§ **Data to use**
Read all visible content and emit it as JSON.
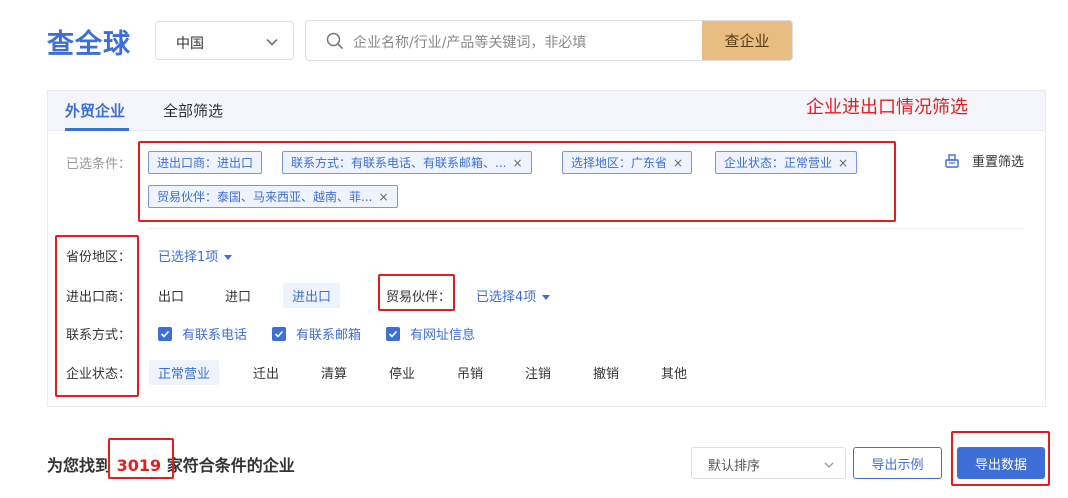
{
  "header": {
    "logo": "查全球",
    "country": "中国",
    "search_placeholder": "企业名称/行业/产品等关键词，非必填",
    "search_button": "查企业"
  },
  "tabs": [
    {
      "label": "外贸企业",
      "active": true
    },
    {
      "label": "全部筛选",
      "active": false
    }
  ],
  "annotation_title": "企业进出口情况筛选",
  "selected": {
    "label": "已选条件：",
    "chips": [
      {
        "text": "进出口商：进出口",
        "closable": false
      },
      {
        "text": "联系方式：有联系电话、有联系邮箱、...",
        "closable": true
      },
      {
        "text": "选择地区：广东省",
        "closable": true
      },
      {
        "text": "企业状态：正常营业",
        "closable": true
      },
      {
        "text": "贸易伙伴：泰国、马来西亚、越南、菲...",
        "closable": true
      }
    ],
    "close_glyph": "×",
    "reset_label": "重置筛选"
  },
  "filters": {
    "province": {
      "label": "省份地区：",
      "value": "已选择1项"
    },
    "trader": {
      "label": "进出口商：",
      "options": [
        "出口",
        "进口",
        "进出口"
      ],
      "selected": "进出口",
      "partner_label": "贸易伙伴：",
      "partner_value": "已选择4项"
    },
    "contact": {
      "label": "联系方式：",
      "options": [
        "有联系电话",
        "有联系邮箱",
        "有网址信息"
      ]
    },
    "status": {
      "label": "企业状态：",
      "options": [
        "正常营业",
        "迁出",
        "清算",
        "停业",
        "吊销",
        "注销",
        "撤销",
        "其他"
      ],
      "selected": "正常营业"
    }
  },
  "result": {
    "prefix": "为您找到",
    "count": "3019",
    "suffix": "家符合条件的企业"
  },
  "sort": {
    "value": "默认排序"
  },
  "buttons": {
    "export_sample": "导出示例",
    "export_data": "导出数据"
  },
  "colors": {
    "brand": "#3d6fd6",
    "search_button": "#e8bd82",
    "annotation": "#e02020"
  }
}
==
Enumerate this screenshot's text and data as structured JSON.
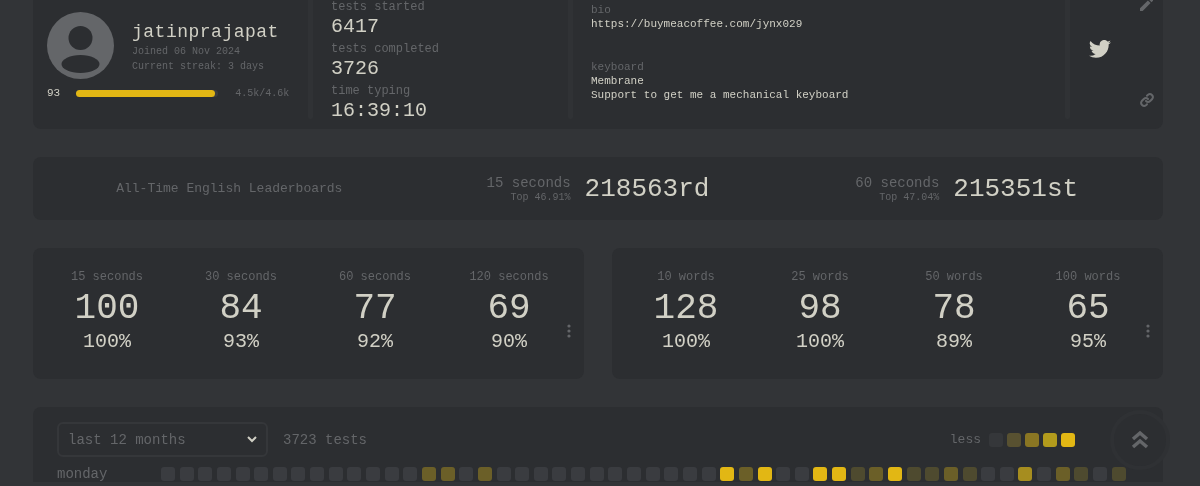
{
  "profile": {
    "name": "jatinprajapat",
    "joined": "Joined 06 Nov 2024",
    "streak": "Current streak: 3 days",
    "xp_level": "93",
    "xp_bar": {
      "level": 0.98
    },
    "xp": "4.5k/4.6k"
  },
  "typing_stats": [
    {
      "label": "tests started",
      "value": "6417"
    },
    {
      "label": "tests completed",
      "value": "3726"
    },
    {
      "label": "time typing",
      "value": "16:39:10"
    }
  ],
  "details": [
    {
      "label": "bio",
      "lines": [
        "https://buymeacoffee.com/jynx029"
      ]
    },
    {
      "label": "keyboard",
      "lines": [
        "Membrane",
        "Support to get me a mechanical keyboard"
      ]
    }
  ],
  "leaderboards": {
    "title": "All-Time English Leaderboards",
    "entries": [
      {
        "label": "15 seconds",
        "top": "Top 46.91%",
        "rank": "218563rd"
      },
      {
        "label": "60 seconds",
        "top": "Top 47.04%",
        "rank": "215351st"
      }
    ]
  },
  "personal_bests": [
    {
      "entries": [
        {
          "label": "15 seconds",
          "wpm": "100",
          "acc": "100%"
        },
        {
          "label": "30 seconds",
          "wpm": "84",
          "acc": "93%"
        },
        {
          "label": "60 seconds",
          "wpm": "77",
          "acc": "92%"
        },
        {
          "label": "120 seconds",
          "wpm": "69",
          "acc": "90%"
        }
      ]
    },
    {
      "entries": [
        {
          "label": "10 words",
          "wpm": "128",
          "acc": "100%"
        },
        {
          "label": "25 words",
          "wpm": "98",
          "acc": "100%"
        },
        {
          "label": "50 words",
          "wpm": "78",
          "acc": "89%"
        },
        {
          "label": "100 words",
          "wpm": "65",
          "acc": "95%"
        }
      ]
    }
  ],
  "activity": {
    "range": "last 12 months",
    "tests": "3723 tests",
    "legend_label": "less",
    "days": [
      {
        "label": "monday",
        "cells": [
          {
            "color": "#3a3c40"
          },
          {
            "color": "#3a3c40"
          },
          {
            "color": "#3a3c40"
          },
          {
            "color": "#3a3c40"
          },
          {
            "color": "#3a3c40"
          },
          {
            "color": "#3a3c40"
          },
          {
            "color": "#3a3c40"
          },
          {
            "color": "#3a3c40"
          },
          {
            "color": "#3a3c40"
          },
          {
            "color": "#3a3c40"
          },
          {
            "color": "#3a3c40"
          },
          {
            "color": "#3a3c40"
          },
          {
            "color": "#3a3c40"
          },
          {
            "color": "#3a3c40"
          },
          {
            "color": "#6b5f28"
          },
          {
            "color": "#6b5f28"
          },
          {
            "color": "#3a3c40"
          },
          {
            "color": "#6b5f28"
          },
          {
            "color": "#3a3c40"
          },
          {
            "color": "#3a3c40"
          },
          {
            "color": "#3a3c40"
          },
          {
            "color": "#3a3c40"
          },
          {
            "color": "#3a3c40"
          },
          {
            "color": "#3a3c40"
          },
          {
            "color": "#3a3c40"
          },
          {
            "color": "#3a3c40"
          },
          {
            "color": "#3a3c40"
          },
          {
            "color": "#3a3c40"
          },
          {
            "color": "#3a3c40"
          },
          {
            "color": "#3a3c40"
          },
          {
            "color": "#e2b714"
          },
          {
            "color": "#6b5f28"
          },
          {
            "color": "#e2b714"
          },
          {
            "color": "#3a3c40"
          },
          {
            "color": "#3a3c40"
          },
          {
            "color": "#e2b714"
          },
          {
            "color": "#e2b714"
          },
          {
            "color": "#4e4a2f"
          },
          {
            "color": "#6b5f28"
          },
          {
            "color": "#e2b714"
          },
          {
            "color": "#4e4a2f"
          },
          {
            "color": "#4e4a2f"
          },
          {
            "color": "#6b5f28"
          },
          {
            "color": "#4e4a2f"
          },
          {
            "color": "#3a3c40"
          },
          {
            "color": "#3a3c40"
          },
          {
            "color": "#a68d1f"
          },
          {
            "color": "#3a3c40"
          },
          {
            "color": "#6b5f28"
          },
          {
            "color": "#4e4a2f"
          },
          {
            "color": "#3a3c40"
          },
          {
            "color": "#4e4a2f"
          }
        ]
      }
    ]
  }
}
==
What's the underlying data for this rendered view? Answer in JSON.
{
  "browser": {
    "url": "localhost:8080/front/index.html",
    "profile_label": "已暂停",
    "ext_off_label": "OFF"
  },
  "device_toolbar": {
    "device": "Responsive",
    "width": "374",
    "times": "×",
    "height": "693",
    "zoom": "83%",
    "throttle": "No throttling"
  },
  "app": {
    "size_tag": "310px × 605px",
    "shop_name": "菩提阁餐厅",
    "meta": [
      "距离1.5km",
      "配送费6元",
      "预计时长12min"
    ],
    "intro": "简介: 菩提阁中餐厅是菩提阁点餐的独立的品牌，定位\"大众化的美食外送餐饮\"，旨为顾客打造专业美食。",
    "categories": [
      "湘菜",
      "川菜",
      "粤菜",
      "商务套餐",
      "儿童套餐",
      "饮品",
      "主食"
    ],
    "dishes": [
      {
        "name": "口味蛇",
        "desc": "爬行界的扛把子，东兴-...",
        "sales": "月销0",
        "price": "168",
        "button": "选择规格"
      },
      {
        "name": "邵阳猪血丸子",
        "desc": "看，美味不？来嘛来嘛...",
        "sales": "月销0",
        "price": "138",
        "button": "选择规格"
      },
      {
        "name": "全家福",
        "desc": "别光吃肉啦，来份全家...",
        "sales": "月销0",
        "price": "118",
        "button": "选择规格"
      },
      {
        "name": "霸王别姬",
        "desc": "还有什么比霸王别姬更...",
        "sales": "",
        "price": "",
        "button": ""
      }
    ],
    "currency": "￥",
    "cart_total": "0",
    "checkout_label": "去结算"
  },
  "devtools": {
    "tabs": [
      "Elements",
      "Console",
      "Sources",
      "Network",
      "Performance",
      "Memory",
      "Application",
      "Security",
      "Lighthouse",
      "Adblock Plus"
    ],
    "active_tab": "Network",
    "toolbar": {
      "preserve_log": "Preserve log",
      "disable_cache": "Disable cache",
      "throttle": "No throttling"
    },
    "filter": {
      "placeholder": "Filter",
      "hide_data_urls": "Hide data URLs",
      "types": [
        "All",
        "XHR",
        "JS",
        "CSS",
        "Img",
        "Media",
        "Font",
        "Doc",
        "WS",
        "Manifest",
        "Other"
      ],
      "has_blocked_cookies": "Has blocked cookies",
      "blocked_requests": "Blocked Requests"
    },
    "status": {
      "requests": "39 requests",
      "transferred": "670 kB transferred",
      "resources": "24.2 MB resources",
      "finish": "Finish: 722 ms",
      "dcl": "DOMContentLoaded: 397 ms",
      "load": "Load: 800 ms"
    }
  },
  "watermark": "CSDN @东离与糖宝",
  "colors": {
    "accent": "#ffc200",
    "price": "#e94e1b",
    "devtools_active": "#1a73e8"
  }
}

§ **What is expected**
Pull out every line in the material above where "keyboard" occurs.

§ **Answer in full**
      "label": "keyboard",
        "Support to get me a mechanical keyboard"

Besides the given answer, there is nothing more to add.